**EXERCISE MATERIAL:**
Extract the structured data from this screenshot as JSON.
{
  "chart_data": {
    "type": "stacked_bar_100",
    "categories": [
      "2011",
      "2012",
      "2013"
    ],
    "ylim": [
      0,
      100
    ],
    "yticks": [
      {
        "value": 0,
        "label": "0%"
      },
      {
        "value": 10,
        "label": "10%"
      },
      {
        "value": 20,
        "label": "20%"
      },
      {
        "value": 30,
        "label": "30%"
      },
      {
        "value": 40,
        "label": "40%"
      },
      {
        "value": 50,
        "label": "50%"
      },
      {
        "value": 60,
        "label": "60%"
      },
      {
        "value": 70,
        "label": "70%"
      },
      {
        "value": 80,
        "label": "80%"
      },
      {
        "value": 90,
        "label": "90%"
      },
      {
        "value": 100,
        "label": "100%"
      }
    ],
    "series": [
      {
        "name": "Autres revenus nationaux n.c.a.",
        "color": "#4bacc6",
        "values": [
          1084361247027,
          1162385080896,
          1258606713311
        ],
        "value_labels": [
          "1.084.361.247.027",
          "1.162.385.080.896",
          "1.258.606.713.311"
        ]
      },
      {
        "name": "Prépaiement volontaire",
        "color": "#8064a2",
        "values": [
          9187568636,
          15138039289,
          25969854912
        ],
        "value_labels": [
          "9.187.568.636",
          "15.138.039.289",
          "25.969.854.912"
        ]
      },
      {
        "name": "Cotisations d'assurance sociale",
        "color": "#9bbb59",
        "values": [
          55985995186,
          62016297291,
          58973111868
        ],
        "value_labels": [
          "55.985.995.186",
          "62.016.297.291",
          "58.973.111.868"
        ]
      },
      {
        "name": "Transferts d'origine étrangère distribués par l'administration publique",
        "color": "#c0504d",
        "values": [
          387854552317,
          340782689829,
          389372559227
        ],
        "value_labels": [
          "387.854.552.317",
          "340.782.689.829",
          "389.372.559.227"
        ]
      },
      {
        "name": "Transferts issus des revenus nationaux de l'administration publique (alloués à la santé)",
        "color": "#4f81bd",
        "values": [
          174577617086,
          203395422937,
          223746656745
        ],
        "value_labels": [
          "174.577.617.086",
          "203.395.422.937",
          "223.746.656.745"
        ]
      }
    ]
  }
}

**WRITTEN EXERCISE:** Pick out the lines containing the word "administration" and show them.

**COMPLETE ANSWER:**
        "name": "Transferts d'origine étrangère distribués par l'administration publique",
        "name": "Transferts issus des revenus nationaux de l'administration publique (alloués à la santé)",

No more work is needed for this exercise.